**Written task:**
Give the number of lines in the data that hold the word "проблемы", and nothing else.

[START]

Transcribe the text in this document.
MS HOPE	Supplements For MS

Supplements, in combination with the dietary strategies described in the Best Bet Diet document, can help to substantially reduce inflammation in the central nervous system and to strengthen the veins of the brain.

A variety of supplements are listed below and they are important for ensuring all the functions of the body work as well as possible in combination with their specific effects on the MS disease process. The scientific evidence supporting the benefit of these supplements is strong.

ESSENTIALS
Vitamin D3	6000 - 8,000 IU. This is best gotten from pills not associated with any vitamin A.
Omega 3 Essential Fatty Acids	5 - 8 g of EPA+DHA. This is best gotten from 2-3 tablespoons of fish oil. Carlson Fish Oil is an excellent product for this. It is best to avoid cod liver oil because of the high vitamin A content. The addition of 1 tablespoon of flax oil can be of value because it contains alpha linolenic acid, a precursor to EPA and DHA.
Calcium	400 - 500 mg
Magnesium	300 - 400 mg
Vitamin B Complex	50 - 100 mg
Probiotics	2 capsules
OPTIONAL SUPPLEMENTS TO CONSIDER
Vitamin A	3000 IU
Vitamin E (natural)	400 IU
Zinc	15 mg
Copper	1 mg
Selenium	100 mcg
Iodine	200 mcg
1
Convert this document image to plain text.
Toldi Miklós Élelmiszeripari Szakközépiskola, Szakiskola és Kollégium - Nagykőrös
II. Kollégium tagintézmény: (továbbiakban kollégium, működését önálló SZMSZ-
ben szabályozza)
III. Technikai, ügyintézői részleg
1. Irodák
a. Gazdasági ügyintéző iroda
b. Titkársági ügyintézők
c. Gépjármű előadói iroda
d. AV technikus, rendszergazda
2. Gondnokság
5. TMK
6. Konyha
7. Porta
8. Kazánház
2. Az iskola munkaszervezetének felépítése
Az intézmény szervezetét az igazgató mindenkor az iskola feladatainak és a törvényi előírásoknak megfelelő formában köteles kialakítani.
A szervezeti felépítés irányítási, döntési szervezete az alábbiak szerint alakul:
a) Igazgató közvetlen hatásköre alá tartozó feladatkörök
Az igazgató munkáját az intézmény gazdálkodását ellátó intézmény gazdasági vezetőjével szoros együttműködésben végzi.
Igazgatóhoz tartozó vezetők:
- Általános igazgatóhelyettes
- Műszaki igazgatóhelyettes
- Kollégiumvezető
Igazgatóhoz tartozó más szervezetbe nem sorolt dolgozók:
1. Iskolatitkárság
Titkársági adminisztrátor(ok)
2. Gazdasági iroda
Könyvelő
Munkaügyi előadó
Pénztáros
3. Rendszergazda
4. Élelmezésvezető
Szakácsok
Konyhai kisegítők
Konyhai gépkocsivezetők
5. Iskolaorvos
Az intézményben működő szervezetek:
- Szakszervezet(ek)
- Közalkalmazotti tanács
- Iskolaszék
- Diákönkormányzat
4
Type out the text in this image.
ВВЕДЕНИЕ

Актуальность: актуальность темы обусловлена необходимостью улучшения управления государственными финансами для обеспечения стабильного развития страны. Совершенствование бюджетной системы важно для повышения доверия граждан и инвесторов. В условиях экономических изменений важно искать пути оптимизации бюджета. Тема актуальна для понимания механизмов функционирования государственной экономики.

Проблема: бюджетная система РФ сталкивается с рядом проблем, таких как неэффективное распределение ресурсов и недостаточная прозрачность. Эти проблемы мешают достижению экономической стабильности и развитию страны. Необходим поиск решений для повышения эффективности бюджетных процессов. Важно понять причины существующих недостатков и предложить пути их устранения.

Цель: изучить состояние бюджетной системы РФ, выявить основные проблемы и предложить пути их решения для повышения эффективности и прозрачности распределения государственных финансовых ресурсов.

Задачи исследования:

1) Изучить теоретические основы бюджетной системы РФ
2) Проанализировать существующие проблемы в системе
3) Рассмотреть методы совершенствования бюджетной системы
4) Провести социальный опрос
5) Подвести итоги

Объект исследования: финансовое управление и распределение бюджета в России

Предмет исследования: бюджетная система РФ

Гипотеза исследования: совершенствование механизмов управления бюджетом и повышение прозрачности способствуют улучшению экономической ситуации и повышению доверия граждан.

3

[END]

**Answer to this task:**
3